TASK REQUIREMENTS
Copy out every record precisely.

*** RECORDS TO USE

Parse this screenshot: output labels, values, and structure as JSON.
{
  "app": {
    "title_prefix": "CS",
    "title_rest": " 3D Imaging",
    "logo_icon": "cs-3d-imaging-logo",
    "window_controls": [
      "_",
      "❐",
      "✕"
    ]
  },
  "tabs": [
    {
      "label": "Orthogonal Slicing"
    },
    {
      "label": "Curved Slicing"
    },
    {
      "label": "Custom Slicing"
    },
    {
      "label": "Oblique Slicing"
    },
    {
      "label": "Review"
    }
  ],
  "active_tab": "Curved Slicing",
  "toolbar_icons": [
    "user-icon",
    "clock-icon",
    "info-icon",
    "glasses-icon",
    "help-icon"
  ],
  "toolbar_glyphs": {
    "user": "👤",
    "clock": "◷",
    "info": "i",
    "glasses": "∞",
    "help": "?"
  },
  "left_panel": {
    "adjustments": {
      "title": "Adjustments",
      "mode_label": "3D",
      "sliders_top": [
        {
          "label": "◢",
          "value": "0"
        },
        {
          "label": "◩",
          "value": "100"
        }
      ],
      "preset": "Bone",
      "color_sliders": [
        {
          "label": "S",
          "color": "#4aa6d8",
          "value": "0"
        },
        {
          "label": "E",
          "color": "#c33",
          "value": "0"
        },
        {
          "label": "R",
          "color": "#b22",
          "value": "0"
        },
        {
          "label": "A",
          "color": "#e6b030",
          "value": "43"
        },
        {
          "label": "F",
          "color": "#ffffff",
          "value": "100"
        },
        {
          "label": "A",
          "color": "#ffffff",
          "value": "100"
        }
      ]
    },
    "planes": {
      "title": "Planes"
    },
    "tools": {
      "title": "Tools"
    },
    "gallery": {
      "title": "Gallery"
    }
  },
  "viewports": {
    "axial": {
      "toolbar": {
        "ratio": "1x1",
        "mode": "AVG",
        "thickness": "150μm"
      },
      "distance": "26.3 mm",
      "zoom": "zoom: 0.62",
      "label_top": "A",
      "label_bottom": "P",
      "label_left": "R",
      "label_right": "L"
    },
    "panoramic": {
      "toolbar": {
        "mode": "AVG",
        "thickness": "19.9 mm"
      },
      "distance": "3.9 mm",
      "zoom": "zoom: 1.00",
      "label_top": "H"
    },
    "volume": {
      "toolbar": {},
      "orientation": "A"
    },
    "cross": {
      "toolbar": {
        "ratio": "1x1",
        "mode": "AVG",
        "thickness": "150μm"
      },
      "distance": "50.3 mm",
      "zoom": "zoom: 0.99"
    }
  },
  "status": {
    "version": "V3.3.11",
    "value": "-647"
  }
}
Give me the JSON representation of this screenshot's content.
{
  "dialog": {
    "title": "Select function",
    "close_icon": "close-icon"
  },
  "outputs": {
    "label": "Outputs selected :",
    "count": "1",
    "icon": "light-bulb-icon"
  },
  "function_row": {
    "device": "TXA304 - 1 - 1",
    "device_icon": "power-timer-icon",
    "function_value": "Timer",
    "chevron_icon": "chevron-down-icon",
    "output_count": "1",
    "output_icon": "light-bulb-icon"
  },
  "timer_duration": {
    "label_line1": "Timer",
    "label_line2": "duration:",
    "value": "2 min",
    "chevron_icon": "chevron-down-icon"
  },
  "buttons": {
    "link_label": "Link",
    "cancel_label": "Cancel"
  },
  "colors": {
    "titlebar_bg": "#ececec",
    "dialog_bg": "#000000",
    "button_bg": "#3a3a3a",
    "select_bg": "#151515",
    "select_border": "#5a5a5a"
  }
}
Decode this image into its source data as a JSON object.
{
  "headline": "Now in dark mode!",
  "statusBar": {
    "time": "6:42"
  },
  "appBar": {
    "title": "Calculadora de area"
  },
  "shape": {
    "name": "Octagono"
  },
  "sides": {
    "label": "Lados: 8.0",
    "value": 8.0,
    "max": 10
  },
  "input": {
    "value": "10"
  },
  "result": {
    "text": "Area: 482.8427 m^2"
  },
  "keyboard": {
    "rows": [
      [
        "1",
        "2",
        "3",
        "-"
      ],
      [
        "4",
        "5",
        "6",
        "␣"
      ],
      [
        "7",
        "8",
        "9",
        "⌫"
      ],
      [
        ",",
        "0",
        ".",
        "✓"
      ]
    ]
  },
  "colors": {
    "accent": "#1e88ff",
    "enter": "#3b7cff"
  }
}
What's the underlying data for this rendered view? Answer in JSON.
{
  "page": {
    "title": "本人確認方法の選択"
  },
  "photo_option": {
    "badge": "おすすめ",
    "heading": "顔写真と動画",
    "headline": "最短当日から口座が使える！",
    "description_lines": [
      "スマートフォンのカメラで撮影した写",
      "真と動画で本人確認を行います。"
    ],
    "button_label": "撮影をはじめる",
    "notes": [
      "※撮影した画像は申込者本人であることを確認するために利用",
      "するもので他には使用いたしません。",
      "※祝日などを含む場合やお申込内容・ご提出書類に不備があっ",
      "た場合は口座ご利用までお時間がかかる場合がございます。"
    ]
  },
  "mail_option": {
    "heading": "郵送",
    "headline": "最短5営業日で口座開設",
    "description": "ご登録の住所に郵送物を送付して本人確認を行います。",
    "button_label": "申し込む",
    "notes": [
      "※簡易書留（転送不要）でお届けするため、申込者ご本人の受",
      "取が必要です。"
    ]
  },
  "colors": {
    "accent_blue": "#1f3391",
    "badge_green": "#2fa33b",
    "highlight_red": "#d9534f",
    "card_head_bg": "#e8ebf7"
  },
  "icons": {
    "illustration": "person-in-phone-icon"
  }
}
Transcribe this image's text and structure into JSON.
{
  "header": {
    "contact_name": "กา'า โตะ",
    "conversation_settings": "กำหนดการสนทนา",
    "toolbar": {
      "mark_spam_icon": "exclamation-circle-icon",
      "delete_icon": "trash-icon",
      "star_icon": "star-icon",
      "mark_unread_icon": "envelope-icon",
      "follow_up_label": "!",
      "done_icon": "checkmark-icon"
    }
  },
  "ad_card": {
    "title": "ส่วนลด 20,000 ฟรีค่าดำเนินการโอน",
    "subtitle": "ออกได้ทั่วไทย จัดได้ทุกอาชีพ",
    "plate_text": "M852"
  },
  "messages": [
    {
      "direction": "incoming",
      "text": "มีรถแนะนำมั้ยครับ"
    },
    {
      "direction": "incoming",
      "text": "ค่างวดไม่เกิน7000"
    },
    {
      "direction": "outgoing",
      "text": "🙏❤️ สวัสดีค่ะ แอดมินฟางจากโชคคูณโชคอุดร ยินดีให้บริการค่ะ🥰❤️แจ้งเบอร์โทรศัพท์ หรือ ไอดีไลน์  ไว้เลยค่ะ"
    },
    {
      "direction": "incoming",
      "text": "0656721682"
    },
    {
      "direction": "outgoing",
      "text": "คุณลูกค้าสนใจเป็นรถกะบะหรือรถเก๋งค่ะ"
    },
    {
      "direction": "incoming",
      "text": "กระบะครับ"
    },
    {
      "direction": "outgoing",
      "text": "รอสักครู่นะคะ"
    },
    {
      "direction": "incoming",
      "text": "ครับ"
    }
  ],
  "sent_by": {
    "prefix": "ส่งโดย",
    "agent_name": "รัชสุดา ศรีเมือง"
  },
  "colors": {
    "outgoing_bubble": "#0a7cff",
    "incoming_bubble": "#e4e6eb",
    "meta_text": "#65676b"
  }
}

******

SOLUTION TO THIS PROBLEM
Parse this screenshot: output labels, values, and structure as JSON.
{
  "app": {
    "title_prefix": "CS",
    "title_rest": " 3D Imaging",
    "logo_icon": "cs-3d-imaging-logo",
    "window_controls": [
      "_",
      "❐",
      "✕"
    ]
  },
  "tabs": [
    {
      "label": "Orthogonal Slicing"
    },
    {
      "label": "Curved Slicing"
    },
    {
      "label": "Custom Slicing"
    },
    {
      "label": "Oblique Slicing"
    },
    {
      "label": "Review"
    }
  ],
  "active_tab": "Curved Slicing",
  "toolbar_icons": [
    "user-icon",
    "clock-icon",
    "info-icon",
    "glasses-icon",
    "help-icon"
  ],
  "toolbar_glyphs": {
    "user": "👤",
    "clock": "◷",
    "info": "i",
    "glasses": "∞",
    "help": "?"
  },
  "left_panel": {
    "adjustments": {
      "title": "Adjustments",
      "mode_label": "3D",
      "sliders_top": [
        {
          "label": "◢",
          "value": "0"
        },
        {
          "label": "◩",
          "value": "100"
        }
      ],
      "preset": "Bone",
      "color_sliders": [
        {
          "label": "S",
          "color": "#4aa6d8",
          "value": "0"
        },
        {
          "label": "E",
          "color": "#c33",
          "value": "0"
        },
        {
          "label": "R",
          "color": "#b22",
          "value": "0"
        },
        {
          "label": "A",
          "color": "#e6b030",
          "value": "43"
        },
        {
          "label": "F",
          "color": "#ffffff",
          "value": "100"
        },
        {
          "label": "A",
          "color": "#ffffff",
          "value": "100"
        }
      ]
    },
    "planes": {
      "title": "Planes"
    },
    "tools": {
      "title": "Tools"
    },
    "gallery": {
      "title": "Gallery"
    }
  },
  "viewports": {
    "axial": {
      "toolbar": {
        "ratio": "1x1",
        "mode": "AVG",
        "thickness": "150μm"
      },
      "distance": "26.3 mm",
      "zoom": "zoom: 0.62",
      "label_top": "A",
      "label_bottom": "P",
      "label_left": "R",
      "label_right": "L"
    },
    "panoramic": {
      "toolbar": {
        "mode": "AVG",
        "thickness": "19.9 mm"
      },
      "distance": "3.9 mm",
      "zoom": "zoom: 1.00",
      "label_top": "H"
    },
    "volume": {
      "toolbar": {},
      "orientation": "A"
    },
    "cross": {
      "toolbar": {
        "ratio": "1x1",
        "mode": "AVG",
        "thickness": "150μm"
      },
      "distance": "50.3 mm",
      "zoom": "zoom: 0.99"
    }
  },
  "status": {
    "version": "V3.3.11",
    "value": "-647"
  }
}
Give me the JSON representation of this screenshot's content.
{
  "dialog": {
    "title": "Select function",
    "close_icon": "close-icon"
  },
  "outputs": {
    "label": "Outputs selected :",
    "count": "1",
    "icon": "light-bulb-icon"
  },
  "function_row": {
    "device": "TXA304 - 1 - 1",
    "device_icon": "power-timer-icon",
    "function_value": "Timer",
    "chevron_icon": "chevron-down-icon",
    "output_count": "1",
    "output_icon": "light-bulb-icon"
  },
  "timer_duration": {
    "label_line1": "Timer",
    "label_line2": "duration:",
    "value": "2 min",
    "chevron_icon": "chevron-down-icon"
  },
  "buttons": {
    "link_label": "Link",
    "cancel_label": "Cancel"
  },
  "colors": {
    "titlebar_bg": "#ececec",
    "dialog_bg": "#000000",
    "button_bg": "#3a3a3a",
    "select_bg": "#151515",
    "select_border": "#5a5a5a"
  }
}
Decode this image into its source data as a JSON object.
{
  "headline": "Now in dark mode!",
  "statusBar": {
    "time": "6:42"
  },
  "appBar": {
    "title": "Calculadora de area"
  },
  "shape": {
    "name": "Octagono"
  },
  "sides": {
    "label": "Lados: 8.0",
    "value": 8.0,
    "max": 10
  },
  "input": {
    "value": "10"
  },
  "result": {
    "text": "Area: 482.8427 m^2"
  },
  "keyboard": {
    "rows": [
      [
        "1",
        "2",
        "3",
        "-"
      ],
      [
        "4",
        "5",
        "6",
        "␣"
      ],
      [
        "7",
        "8",
        "9",
        "⌫"
      ],
      [
        ",",
        "0",
        ".",
        "✓"
      ]
    ]
  },
  "colors": {
    "accent": "#1e88ff",
    "enter": "#3b7cff"
  }
}
What's the underlying data for this rendered view? Answer in JSON.
{
  "page": {
    "title": "本人確認方法の選択"
  },
  "photo_option": {
    "badge": "おすすめ",
    "heading": "顔写真と動画",
    "headline": "最短当日から口座が使える！",
    "description_lines": [
      "スマートフォンのカメラで撮影した写",
      "真と動画で本人確認を行います。"
    ],
    "button_label": "撮影をはじめる",
    "notes": [
      "※撮影した画像は申込者本人であることを確認するために利用",
      "するもので他には使用いたしません。",
      "※祝日などを含む場合やお申込内容・ご提出書類に不備があっ",
      "た場合は口座ご利用までお時間がかかる場合がございます。"
    ]
  },
  "mail_option": {
    "heading": "郵送",
    "headline": "最短5営業日で口座開設",
    "description": "ご登録の住所に郵送物を送付して本人確認を行います。",
    "button_label": "申し込む",
    "notes": [
      "※簡易書留（転送不要）でお届けするため、申込者ご本人の受",
      "取が必要です。"
    ]
  },
  "colors": {
    "accent_blue": "#1f3391",
    "badge_green": "#2fa33b",
    "highlight_red": "#d9534f",
    "card_head_bg": "#e8ebf7"
  },
  "icons": {
    "illustration": "person-in-phone-icon"
  }
}
Transcribe this image's text and structure into JSON.
{
  "header": {
    "contact_name": "กา'า โตะ",
    "conversation_settings": "กำหนดการสนทนา",
    "toolbar": {
      "mark_spam_icon": "exclamation-circle-icon",
      "delete_icon": "trash-icon",
      "star_icon": "star-icon",
      "mark_unread_icon": "envelope-icon",
      "follow_up_label": "!",
      "done_icon": "checkmark-icon"
    }
  },
  "ad_card": {
    "title": "ส่วนลด 20,000 ฟรีค่าดำเนินการโอน",
    "subtitle": "ออกได้ทั่วไทย จัดได้ทุกอาชีพ",
    "plate_text": "M852"
  },
  "messages": [
    {
      "direction": "incoming",
      "text": "มีรถแนะนำมั้ยครับ"
    },
    {
      "direction": "incoming",
      "text": "ค่างวดไม่เกิน7000"
    },
    {
      "direction": "outgoing",
      "text": "🙏❤️ สวัสดีค่ะ แอดมินฟางจากโชคคูณโชคอุดร ยินดีให้บริการค่ะ🥰❤️แจ้งเบอร์โทรศัพท์ หรือ ไอดีไลน์  ไว้เลยค่ะ"
    },
    {
      "direction": "incoming",
      "text": "0656721682"
    },
    {
      "direction": "outgoing",
      "text": "คุณลูกค้าสนใจเป็นรถกะบะหรือรถเก๋งค่ะ"
    },
    {
      "direction": "incoming",
      "text": "กระบะครับ"
    },
    {
      "direction": "outgoing",
      "text": "รอสักครู่นะคะ"
    },
    {
      "direction": "incoming",
      "text": "ครับ"
    }
  ],
  "sent_by": {
    "prefix": "ส่งโดย",
    "agent_name": "รัชสุดา ศรีเมือง"
  },
  "colors": {
    "outgoing_bubble": "#0a7cff",
    "incoming_bubble": "#e4e6eb",
    "meta_text": "#65676b"
  }
}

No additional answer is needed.